• The problem
Copy out each line exactly as it appears.

Some records
━━━━━━━━━━━━━━━━━━━━
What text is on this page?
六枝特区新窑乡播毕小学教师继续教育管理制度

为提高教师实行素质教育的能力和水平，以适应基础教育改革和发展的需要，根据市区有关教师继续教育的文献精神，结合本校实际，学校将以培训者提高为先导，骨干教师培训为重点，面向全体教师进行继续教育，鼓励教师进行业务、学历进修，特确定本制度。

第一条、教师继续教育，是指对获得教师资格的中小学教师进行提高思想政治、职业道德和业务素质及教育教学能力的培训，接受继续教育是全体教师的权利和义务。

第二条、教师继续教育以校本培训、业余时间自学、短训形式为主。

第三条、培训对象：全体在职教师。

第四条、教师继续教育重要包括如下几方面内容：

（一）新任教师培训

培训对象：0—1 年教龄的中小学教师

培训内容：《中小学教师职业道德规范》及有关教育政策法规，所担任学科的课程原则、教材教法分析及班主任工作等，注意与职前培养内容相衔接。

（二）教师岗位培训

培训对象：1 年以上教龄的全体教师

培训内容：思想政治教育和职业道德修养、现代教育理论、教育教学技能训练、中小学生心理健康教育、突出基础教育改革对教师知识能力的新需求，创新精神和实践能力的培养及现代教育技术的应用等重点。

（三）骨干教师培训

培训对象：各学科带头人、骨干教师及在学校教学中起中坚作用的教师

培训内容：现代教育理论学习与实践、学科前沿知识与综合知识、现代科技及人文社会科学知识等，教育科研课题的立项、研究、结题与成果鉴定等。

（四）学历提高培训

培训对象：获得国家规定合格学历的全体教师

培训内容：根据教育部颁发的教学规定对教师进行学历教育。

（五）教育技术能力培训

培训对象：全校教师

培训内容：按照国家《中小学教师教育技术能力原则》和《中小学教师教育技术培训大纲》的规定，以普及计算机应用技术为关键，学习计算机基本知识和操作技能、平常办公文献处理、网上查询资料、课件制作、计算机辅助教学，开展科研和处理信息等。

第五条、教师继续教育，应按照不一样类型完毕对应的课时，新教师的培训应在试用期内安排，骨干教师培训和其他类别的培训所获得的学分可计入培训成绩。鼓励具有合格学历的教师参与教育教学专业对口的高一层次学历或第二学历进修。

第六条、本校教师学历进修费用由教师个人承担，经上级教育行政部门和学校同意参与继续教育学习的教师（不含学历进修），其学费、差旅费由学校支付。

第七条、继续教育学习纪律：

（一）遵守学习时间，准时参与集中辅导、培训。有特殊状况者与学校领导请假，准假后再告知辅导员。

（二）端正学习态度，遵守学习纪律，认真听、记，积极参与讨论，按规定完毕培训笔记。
━━━━━━━━━━━━━━━━━━━━
• Correct answer
What text is on this page?
六枝特区新窑乡播毕小学教师继续教育管理制度

为提高教师实行素质教育的能力和水平，以适应基础教育改革和发展的需要，根据市区有关教师继续教育的文献精神，结合本校实际，学校将以培训者提高为先导，骨干教师培训为重点，面向全体教师进行继续教育，鼓励教师进行业务、学历进修，特确定本制度。

第一条、教师继续教育，是指对获得教师资格的中小学教师进行提高思想政治、职业道德和业务素质及教育教学能力的培训，接受继续教育是全体教师的权利和义务。

第二条、教师继续教育以校本培训、业余时间自学、短训形式为主。

第三条、培训对象：全体在职教师。

第四条、教师继续教育重要包括如下几方面内容：

（一）新任教师培训

培训对象：0—1 年教龄的中小学教师

培训内容：《中小学教师职业道德规范》及有关教育政策法规，所担任学科的课程原则、教材教法分析及班主任工作等，注意与职前培养内容相衔接。

（二）教师岗位培训

培训对象：1 年以上教龄的全体教师

培训内容：思想政治教育和职业道德修养、现代教育理论、教育教学技能训练、中小学生心理健康教育、突出基础教育改革对教师知识能力的新需求，创新精神和实践能力的培养及现代教育技术的应用等重点。

（三）骨干教师培训

培训对象：各学科带头人、骨干教师及在学校教学中起中坚作用的教师

培训内容：现代教育理论学习与实践、学科前沿知识与综合知识、现代科技及人文社会科学知识等，教育科研课题的立项、研究、结题与成果鉴定等。

（四）学历提高培训

培训对象：获得国家规定合格学历的全体教师

培训内容：根据教育部颁发的教学规定对教师进行学历教育。

（五）教育技术能力培训

培训对象：全校教师

培训内容：按照国家《中小学教师教育技术能力原则》和《中小学教师教育技术培训大纲》的规定，以普及计算机应用技术为关键，学习计算机基本知识和操作技能、平常办公文献处理、网上查询资料、课件制作、计算机辅助教学，开展科研和处理信息等。

第五条、教师继续教育，应按照不一样类型完毕对应的课时，新教师的培训应在试用期内安排，骨干教师培训和其他类别的培训所获得的学分可计入培训成绩。鼓励具有合格学历的教师参与教育教学专业对口的高一层次学历或第二学历进修。

第六条、本校教师学历进修费用由教师个人承担，经上级教育行政部门和学校同意参与继续教育学习的教师（不含学历进修），其学费、差旅费由学校支付。

第七条、继续教育学习纪律：

（一）遵守学习时间，准时参与集中辅导、培训。有特殊状况者与学校领导请假，准假后再告知辅导员。

（二）端正学习态度，遵守学习纪律，认真听、记，积极参与讨论，按规定完毕培训笔记。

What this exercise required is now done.